— begin —

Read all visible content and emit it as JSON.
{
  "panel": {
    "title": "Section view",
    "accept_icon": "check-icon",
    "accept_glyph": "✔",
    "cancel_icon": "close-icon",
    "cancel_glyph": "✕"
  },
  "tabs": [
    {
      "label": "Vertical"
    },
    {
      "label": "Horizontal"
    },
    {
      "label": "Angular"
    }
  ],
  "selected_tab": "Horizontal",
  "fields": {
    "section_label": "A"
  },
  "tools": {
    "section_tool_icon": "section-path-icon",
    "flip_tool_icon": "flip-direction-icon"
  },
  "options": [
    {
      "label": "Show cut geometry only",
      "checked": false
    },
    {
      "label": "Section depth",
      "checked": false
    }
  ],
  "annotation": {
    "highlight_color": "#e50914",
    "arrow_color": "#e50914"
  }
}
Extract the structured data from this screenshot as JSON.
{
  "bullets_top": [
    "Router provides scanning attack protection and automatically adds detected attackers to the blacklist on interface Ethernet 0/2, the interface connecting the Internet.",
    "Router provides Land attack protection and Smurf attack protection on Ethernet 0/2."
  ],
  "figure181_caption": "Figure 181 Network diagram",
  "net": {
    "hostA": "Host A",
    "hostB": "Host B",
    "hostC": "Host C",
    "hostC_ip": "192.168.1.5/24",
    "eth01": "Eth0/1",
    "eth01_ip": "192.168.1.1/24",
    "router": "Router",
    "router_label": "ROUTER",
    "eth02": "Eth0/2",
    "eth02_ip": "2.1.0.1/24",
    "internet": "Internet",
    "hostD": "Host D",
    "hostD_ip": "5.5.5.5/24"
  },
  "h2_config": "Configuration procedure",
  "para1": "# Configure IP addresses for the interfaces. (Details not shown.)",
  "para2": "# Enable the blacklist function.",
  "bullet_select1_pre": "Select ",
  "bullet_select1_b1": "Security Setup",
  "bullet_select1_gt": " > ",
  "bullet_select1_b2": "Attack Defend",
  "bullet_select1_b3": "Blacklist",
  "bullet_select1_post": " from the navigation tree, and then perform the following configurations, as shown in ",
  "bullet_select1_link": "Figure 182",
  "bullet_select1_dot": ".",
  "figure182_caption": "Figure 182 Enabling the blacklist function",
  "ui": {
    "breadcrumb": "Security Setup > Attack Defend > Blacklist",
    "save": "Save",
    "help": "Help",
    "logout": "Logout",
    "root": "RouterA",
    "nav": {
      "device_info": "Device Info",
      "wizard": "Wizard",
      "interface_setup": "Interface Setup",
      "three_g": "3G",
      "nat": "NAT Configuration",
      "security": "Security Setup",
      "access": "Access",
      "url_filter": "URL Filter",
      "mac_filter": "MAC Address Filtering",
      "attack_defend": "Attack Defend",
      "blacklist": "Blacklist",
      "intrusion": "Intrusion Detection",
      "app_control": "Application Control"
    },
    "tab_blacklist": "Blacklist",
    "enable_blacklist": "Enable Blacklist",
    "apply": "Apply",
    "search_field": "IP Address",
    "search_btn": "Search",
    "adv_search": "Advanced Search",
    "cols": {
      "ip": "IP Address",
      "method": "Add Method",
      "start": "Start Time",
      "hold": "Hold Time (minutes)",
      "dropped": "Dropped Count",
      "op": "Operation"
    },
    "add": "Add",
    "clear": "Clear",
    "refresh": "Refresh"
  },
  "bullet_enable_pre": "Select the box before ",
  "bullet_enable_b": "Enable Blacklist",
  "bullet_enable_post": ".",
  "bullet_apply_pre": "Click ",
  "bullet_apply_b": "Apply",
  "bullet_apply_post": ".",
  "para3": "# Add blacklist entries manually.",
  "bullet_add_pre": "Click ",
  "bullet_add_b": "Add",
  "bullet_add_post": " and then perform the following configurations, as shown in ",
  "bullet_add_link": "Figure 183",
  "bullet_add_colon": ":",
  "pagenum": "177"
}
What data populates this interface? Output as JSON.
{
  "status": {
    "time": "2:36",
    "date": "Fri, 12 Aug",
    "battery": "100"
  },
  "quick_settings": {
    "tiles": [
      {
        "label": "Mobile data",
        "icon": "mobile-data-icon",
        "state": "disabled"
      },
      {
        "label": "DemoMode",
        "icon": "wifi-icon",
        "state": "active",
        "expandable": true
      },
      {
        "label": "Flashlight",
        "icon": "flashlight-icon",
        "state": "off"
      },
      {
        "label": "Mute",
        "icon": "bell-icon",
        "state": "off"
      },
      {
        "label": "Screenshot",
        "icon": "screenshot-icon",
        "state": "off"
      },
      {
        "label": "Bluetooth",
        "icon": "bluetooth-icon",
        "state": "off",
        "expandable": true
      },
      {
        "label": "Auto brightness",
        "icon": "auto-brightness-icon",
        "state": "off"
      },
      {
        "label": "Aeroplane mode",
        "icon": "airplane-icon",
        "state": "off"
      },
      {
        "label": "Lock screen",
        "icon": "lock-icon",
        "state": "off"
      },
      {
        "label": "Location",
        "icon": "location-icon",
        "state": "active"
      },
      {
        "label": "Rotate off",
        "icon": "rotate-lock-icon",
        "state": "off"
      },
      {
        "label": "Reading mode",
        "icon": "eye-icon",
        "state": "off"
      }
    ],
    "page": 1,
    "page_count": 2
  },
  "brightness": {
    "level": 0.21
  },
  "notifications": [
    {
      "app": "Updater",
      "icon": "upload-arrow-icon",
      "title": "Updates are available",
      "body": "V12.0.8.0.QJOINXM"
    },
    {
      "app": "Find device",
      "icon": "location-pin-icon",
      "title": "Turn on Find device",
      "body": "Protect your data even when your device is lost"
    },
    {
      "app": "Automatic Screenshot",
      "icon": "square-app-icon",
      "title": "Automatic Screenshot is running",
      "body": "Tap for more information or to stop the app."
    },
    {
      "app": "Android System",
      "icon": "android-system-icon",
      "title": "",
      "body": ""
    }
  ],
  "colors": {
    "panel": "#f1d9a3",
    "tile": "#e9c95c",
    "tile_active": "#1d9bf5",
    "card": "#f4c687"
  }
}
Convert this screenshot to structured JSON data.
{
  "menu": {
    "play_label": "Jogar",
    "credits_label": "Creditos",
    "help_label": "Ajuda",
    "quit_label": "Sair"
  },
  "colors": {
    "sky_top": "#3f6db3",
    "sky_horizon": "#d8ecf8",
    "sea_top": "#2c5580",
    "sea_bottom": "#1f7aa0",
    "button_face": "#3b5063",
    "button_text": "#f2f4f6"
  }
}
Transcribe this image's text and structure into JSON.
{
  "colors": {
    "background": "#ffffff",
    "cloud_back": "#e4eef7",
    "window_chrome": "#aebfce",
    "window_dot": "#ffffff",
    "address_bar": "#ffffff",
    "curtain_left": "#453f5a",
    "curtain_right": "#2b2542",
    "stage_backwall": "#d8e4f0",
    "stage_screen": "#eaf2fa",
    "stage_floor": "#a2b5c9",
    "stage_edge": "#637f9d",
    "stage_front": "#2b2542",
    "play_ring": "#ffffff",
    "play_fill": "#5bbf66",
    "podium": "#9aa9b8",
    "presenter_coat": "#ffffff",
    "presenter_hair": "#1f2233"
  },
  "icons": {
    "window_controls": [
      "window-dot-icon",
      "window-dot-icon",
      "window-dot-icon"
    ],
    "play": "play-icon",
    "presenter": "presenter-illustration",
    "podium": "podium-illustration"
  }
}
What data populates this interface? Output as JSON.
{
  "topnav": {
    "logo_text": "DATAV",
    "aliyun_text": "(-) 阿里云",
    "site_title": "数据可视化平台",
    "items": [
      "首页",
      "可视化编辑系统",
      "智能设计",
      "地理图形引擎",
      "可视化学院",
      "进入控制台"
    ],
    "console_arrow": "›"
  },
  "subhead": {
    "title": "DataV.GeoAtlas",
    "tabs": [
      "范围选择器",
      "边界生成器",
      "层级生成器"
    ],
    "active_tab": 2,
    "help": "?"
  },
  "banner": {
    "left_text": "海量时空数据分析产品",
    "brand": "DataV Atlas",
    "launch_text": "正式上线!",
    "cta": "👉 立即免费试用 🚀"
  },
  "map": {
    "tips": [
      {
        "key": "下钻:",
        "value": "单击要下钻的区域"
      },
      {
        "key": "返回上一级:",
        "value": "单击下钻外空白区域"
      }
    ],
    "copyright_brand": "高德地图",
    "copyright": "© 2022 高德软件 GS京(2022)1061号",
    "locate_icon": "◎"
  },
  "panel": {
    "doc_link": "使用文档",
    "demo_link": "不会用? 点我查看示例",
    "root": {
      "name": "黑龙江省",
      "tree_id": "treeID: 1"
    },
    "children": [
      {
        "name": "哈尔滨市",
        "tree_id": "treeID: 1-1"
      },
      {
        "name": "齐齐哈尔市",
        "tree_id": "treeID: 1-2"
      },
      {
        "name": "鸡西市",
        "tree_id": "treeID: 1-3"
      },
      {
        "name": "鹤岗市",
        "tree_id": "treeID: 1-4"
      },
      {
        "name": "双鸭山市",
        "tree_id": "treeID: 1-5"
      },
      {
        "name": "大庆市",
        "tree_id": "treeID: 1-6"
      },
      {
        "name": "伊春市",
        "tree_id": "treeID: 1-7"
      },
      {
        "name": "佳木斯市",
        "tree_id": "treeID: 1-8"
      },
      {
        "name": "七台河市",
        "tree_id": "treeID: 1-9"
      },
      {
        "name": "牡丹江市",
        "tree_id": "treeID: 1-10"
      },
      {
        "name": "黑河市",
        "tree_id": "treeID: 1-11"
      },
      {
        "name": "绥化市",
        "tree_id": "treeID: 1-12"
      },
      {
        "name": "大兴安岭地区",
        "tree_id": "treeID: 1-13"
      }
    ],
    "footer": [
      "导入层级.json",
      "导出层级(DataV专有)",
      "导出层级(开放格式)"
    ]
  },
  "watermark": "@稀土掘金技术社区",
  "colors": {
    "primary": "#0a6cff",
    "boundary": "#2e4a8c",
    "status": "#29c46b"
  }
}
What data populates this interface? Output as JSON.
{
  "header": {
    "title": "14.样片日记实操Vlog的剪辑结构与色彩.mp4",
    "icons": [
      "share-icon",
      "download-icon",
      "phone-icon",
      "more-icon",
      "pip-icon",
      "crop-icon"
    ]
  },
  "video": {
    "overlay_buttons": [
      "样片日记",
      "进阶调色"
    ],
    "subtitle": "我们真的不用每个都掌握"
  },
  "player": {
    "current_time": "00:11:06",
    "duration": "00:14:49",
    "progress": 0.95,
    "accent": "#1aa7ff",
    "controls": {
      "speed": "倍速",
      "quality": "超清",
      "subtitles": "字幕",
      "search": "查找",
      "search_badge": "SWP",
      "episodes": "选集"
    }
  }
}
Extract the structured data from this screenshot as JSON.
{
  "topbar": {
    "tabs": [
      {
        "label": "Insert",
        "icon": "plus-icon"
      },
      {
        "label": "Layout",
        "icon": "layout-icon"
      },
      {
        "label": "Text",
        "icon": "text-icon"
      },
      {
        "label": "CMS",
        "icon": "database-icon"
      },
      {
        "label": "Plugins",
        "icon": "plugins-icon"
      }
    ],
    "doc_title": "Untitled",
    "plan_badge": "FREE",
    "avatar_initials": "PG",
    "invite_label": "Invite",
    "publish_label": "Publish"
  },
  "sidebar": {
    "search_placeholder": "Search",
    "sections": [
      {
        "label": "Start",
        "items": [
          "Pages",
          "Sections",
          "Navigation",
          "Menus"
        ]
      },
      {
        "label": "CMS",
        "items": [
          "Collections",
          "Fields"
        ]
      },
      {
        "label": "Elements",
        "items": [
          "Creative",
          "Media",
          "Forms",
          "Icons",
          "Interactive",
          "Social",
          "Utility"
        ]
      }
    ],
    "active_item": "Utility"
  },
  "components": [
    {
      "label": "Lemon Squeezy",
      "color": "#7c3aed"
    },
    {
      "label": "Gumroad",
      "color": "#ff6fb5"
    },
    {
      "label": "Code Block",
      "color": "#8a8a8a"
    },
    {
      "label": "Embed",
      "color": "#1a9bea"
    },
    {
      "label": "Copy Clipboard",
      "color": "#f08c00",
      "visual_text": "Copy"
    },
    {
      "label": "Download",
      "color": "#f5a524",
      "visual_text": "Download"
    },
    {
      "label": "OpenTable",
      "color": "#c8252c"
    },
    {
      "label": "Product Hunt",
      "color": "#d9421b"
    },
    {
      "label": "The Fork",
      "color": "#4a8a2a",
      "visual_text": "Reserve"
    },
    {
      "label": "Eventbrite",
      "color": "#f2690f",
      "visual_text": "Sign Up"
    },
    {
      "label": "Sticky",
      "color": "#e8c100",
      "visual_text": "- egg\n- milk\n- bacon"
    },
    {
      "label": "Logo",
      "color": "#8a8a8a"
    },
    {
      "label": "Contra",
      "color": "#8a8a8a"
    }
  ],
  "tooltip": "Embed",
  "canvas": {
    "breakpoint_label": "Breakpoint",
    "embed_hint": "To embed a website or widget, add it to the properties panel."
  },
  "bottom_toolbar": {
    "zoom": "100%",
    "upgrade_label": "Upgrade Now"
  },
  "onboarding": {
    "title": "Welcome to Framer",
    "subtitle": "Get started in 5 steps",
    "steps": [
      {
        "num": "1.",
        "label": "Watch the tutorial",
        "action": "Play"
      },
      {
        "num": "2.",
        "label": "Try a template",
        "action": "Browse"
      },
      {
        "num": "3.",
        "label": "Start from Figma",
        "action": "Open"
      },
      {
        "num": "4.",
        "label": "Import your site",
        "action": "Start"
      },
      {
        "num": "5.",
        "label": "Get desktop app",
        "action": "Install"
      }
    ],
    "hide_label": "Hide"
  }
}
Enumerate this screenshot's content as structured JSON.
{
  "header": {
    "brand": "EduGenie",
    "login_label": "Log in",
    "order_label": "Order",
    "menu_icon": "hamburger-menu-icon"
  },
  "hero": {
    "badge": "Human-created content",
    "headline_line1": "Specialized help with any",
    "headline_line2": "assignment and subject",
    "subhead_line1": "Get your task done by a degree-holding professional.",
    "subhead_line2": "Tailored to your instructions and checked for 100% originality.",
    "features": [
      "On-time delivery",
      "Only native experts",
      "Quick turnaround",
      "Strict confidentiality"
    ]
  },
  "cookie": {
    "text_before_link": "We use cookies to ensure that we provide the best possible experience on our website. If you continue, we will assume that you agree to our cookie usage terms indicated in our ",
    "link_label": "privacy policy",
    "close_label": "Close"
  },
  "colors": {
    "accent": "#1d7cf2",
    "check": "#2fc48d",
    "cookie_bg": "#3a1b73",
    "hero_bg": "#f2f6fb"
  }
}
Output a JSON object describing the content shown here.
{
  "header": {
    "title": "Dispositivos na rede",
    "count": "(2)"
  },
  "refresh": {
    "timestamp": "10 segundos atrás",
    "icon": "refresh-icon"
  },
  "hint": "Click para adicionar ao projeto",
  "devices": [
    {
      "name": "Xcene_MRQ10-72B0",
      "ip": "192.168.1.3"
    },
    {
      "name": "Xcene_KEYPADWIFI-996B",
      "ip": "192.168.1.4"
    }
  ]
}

— end —

Task objective
Nothing outside the span should appear: transcribe the lines from the one containing "Output a JSON" through the last line of the records.

Output of the task
Output a JSON object describing the content shown here.
{
  "header": {
    "title": "Dispositivos na rede",
    "count": "(2)"
  },
  "refresh": {
    "timestamp": "10 segundos atrás",
    "icon": "refresh-icon"
  },
  "hint": "Click para adicionar ao projeto",
  "devices": [
    {
      "name": "Xcene_MRQ10-72B0",
      "ip": "192.168.1.3"
    },
    {
      "name": "Xcene_KEYPADWIFI-996B",
      "ip": "192.168.1.4"
    }
  ]
}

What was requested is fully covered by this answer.